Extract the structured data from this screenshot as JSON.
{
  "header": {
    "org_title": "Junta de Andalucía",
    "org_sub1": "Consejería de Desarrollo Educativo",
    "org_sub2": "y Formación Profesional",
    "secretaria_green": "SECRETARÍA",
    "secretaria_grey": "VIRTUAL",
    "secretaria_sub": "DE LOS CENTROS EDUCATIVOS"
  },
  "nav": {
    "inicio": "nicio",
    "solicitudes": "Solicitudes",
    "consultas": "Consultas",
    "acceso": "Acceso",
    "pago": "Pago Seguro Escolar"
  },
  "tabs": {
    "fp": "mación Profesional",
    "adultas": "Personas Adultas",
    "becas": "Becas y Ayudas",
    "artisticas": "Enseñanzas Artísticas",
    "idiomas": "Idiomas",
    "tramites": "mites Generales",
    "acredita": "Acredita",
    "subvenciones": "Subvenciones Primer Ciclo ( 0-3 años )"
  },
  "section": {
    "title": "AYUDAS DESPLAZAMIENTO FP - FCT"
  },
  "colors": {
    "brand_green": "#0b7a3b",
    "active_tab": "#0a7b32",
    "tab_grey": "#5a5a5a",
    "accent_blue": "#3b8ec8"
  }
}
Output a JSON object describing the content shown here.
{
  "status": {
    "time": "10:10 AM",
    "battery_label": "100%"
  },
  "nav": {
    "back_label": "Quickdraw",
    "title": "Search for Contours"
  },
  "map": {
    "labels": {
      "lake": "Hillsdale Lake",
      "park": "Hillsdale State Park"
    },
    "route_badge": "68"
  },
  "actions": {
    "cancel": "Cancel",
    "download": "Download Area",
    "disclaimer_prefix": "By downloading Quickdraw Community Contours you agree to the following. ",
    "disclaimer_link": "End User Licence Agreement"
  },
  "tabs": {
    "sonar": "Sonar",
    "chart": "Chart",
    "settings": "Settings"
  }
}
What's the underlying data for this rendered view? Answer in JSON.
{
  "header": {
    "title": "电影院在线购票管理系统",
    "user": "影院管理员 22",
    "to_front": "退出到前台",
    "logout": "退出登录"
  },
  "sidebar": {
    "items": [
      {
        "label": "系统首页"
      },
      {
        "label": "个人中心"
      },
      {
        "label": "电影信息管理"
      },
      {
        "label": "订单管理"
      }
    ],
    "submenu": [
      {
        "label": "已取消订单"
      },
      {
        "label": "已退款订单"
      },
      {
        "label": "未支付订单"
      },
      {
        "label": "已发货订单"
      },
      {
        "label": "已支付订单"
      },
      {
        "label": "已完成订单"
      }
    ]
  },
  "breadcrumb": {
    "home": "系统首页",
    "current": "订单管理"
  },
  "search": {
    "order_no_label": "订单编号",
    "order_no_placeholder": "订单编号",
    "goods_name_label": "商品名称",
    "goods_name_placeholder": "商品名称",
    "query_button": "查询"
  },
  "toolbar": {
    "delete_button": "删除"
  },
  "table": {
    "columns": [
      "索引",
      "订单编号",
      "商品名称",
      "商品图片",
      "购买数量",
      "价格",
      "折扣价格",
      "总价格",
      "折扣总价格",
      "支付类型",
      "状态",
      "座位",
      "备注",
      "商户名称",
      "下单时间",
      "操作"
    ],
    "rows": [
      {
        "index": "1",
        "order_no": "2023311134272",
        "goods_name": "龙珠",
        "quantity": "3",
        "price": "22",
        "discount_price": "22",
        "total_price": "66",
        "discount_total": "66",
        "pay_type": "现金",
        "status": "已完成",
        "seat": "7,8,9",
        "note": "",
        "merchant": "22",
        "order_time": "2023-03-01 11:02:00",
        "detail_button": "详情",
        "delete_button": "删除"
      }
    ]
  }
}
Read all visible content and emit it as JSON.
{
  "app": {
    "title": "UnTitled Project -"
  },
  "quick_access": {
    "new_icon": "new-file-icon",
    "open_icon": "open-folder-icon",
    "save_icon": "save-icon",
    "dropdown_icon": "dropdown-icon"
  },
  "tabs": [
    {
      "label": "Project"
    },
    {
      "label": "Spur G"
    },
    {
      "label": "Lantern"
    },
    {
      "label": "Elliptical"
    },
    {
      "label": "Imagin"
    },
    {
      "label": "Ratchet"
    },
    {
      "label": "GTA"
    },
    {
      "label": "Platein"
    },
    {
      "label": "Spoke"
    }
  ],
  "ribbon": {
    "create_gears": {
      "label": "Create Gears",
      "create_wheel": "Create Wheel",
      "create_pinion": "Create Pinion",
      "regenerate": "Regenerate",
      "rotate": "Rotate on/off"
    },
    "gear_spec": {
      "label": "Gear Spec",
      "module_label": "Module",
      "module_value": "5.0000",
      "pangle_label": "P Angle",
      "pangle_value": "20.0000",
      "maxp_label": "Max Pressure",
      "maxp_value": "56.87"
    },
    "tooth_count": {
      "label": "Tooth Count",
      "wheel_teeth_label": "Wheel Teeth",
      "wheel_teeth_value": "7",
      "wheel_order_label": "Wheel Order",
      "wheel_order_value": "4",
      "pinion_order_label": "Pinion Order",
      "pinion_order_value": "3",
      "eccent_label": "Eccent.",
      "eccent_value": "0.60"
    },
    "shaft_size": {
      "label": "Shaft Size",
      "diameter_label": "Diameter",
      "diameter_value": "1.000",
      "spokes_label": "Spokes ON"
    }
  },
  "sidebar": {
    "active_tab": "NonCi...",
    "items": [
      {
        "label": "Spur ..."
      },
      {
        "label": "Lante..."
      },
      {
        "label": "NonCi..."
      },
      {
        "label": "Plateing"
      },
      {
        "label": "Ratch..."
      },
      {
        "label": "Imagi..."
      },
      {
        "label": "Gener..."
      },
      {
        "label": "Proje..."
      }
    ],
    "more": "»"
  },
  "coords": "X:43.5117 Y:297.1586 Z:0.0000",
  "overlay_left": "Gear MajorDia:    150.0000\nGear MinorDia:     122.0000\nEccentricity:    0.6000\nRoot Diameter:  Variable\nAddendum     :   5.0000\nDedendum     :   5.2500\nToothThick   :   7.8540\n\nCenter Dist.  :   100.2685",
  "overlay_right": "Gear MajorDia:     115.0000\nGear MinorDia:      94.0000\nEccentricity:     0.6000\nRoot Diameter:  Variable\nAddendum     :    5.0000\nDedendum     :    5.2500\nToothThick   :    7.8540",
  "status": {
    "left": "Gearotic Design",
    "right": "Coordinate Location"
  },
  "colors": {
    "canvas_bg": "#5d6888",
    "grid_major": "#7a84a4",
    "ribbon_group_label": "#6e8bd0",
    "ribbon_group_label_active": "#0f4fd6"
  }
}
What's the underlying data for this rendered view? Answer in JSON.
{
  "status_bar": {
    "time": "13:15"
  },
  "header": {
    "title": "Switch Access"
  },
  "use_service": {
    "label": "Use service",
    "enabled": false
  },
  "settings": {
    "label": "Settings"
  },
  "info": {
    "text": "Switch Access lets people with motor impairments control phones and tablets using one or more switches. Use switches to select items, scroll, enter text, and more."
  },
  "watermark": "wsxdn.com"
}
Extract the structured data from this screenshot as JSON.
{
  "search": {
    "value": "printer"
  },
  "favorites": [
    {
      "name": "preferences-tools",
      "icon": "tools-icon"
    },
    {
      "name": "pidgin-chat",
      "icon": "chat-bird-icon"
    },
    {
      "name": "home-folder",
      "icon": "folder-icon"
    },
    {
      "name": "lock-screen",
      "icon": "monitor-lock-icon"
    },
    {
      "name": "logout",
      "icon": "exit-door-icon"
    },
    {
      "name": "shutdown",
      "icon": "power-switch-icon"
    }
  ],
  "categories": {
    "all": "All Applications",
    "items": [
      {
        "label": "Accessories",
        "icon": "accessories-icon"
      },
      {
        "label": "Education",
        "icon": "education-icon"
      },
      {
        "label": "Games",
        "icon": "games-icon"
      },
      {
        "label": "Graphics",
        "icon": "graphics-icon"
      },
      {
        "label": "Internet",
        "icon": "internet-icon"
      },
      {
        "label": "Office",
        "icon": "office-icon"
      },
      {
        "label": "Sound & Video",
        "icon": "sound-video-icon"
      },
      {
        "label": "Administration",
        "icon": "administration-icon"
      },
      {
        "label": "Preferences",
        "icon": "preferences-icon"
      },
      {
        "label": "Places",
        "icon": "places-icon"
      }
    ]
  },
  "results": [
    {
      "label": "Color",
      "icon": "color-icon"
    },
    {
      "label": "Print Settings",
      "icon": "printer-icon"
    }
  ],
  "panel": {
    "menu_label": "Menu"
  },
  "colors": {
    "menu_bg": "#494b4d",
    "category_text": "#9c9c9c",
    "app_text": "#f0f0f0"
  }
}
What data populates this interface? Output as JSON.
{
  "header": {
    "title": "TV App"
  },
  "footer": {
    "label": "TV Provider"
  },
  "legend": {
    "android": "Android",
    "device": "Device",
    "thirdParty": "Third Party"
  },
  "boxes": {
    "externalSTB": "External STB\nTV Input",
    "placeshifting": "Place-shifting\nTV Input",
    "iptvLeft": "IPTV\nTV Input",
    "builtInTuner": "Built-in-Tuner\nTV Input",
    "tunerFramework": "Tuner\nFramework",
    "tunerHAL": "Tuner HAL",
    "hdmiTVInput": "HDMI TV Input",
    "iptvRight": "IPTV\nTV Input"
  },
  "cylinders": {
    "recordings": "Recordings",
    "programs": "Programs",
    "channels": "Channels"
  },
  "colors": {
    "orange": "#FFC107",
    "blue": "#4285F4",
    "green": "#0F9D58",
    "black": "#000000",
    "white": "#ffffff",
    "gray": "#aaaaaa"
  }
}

▶ **Description of the task**
Starting at the line that contains "What data populates", write out every line to the end of the entries, exactly as given.

▶ **Final result**
What data populates this interface? Output as JSON.
{
  "header": {
    "title": "TV App"
  },
  "footer": {
    "label": "TV Provider"
  },
  "legend": {
    "android": "Android",
    "device": "Device",
    "thirdParty": "Third Party"
  },
  "boxes": {
    "externalSTB": "External STB\nTV Input",
    "placeshifting": "Place-shifting\nTV Input",
    "iptvLeft": "IPTV\nTV Input",
    "builtInTuner": "Built-in-Tuner\nTV Input",
    "tunerFramework": "Tuner\nFramework",
    "tunerHAL": "Tuner HAL",
    "hdmiTVInput": "HDMI TV Input",
    "iptvRight": "IPTV\nTV Input"
  },
  "cylinders": {
    "recordings": "Recordings",
    "programs": "Programs",
    "channels": "Channels"
  },
  "colors": {
    "orange": "#FFC107",
    "blue": "#4285F4",
    "green": "#0F9D58",
    "black": "#000000",
    "white": "#ffffff",
    "gray": "#aaaaaa"
  }
}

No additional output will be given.